▶ **The problem**: The entries below are to be repeated exactly as they stand.

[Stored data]
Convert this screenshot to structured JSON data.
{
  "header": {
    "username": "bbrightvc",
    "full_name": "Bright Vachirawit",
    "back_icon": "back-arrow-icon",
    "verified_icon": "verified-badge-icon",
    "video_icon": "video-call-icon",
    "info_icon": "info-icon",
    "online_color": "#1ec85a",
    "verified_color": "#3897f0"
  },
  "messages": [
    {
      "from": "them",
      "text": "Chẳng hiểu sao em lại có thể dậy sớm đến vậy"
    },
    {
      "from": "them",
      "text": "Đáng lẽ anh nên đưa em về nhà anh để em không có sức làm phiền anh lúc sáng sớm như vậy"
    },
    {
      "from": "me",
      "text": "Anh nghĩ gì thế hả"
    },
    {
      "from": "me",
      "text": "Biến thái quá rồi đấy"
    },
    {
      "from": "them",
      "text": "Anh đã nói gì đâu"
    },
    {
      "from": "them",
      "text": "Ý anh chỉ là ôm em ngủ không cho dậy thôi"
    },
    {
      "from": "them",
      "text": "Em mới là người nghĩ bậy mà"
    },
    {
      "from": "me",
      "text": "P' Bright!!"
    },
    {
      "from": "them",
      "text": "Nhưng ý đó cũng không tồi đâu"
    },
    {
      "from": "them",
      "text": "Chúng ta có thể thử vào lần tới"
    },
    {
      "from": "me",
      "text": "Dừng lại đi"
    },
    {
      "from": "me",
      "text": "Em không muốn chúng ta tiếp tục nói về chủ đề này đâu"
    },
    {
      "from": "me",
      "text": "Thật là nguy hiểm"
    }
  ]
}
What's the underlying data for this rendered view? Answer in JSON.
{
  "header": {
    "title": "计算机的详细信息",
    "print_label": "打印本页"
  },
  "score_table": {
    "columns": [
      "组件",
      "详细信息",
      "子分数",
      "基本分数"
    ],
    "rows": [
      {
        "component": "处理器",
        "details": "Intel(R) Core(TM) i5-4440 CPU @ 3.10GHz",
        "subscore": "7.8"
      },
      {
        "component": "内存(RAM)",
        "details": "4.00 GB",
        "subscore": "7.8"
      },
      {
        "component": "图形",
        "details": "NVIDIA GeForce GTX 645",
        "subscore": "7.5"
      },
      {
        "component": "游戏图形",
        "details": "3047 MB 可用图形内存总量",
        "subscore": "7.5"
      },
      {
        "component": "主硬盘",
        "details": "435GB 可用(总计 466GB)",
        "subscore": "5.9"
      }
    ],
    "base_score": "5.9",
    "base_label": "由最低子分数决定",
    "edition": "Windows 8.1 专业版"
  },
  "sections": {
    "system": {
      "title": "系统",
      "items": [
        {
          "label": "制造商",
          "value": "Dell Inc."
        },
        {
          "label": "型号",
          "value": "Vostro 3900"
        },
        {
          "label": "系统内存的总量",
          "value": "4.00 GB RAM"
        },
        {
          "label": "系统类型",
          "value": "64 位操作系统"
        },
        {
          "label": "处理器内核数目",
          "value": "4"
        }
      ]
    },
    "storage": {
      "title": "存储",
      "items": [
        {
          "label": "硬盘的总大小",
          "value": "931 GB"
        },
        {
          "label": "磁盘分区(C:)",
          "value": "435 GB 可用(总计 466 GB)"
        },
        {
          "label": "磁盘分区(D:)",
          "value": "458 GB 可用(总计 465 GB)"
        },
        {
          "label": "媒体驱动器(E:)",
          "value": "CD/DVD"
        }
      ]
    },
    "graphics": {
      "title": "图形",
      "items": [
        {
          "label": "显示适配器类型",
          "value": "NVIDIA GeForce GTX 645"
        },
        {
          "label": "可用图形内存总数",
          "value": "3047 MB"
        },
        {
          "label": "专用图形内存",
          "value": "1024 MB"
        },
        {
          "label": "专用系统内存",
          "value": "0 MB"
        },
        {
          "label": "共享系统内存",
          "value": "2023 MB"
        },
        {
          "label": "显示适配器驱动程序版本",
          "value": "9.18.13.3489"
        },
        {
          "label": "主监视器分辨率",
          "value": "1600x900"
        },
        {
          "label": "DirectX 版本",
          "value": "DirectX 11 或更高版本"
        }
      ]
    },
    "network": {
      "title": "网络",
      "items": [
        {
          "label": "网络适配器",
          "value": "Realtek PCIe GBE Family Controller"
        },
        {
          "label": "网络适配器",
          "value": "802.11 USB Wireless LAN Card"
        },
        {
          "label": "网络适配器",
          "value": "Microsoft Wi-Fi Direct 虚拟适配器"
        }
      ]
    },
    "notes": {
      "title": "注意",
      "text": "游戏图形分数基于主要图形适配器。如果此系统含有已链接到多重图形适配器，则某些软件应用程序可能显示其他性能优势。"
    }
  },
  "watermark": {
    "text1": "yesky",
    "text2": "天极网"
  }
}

▶ **Output for this exercise**:
Convert this screenshot to structured JSON data.
{
  "header": {
    "username": "bbrightvc",
    "full_name": "Bright Vachirawit",
    "back_icon": "back-arrow-icon",
    "verified_icon": "verified-badge-icon",
    "video_icon": "video-call-icon",
    "info_icon": "info-icon",
    "online_color": "#1ec85a",
    "verified_color": "#3897f0"
  },
  "messages": [
    {
      "from": "them",
      "text": "Chẳng hiểu sao em lại có thể dậy sớm đến vậy"
    },
    {
      "from": "them",
      "text": "Đáng lẽ anh nên đưa em về nhà anh để em không có sức làm phiền anh lúc sáng sớm như vậy"
    },
    {
      "from": "me",
      "text": "Anh nghĩ gì thế hả"
    },
    {
      "from": "me",
      "text": "Biến thái quá rồi đấy"
    },
    {
      "from": "them",
      "text": "Anh đã nói gì đâu"
    },
    {
      "from": "them",
      "text": "Ý anh chỉ là ôm em ngủ không cho dậy thôi"
    },
    {
      "from": "them",
      "text": "Em mới là người nghĩ bậy mà"
    },
    {
      "from": "me",
      "text": "P' Bright!!"
    },
    {
      "from": "them",
      "text": "Nhưng ý đó cũng không tồi đâu"
    },
    {
      "from": "them",
      "text": "Chúng ta có thể thử vào lần tới"
    },
    {
      "from": "me",
      "text": "Dừng lại đi"
    },
    {
      "from": "me",
      "text": "Em không muốn chúng ta tiếp tục nói về chủ đề này đâu"
    },
    {
      "from": "me",
      "text": "Thật là nguy hiểm"
    }
  ]
}
What's the underlying data for this rendered view? Answer in JSON.
{
  "header": {
    "title": "计算机的详细信息",
    "print_label": "打印本页"
  },
  "score_table": {
    "columns": [
      "组件",
      "详细信息",
      "子分数",
      "基本分数"
    ],
    "rows": [
      {
        "component": "处理器",
        "details": "Intel(R) Core(TM) i5-4440 CPU @ 3.10GHz",
        "subscore": "7.8"
      },
      {
        "component": "内存(RAM)",
        "details": "4.00 GB",
        "subscore": "7.8"
      },
      {
        "component": "图形",
        "details": "NVIDIA GeForce GTX 645",
        "subscore": "7.5"
      },
      {
        "component": "游戏图形",
        "details": "3047 MB 可用图形内存总量",
        "subscore": "7.5"
      },
      {
        "component": "主硬盘",
        "details": "435GB 可用(总计 466GB)",
        "subscore": "5.9"
      }
    ],
    "base_score": "5.9",
    "base_label": "由最低子分数决定",
    "edition": "Windows 8.1 专业版"
  },
  "sections": {
    "system": {
      "title": "系统",
      "items": [
        {
          "label": "制造商",
          "value": "Dell Inc."
        },
        {
          "label": "型号",
          "value": "Vostro 3900"
        },
        {
          "label": "系统内存的总量",
          "value": "4.00 GB RAM"
        },
        {
          "label": "系统类型",
          "value": "64 位操作系统"
        },
        {
          "label": "处理器内核数目",
          "value": "4"
        }
      ]
    },
    "storage": {
      "title": "存储",
      "items": [
        {
          "label": "硬盘的总大小",
          "value": "931 GB"
        },
        {
          "label": "磁盘分区(C:)",
          "value": "435 GB 可用(总计 466 GB)"
        },
        {
          "label": "磁盘分区(D:)",
          "value": "458 GB 可用(总计 465 GB)"
        },
        {
          "label": "媒体驱动器(E:)",
          "value": "CD/DVD"
        }
      ]
    },
    "graphics": {
      "title": "图形",
      "items": [
        {
          "label": "显示适配器类型",
          "value": "NVIDIA GeForce GTX 645"
        },
        {
          "label": "可用图形内存总数",
          "value": "3047 MB"
        },
        {
          "label": "专用图形内存",
          "value": "1024 MB"
        },
        {
          "label": "专用系统内存",
          "value": "0 MB"
        },
        {
          "label": "共享系统内存",
          "value": "2023 MB"
        },
        {
          "label": "显示适配器驱动程序版本",
          "value": "9.18.13.3489"
        },
        {
          "label": "主监视器分辨率",
          "value": "1600x900"
        },
        {
          "label": "DirectX 版本",
          "value": "DirectX 11 或更高版本"
        }
      ]
    },
    "network": {
      "title": "网络",
      "items": [
        {
          "label": "网络适配器",
          "value": "Realtek PCIe GBE Family Controller"
        },
        {
          "label": "网络适配器",
          "value": "802.11 USB Wireless LAN Card"
        },
        {
          "label": "网络适配器",
          "value": "Microsoft Wi-Fi Direct 虚拟适配器"
        }
      ]
    },
    "notes": {
      "title": "注意",
      "text": "游戏图形分数基于主要图形适配器。如果此系统含有已链接到多重图形适配器，则某些软件应用程序可能显示其他性能优势。"
    }
  },
  "watermark": {
    "text1": "yesky",
    "text2": "天极网"
  }
}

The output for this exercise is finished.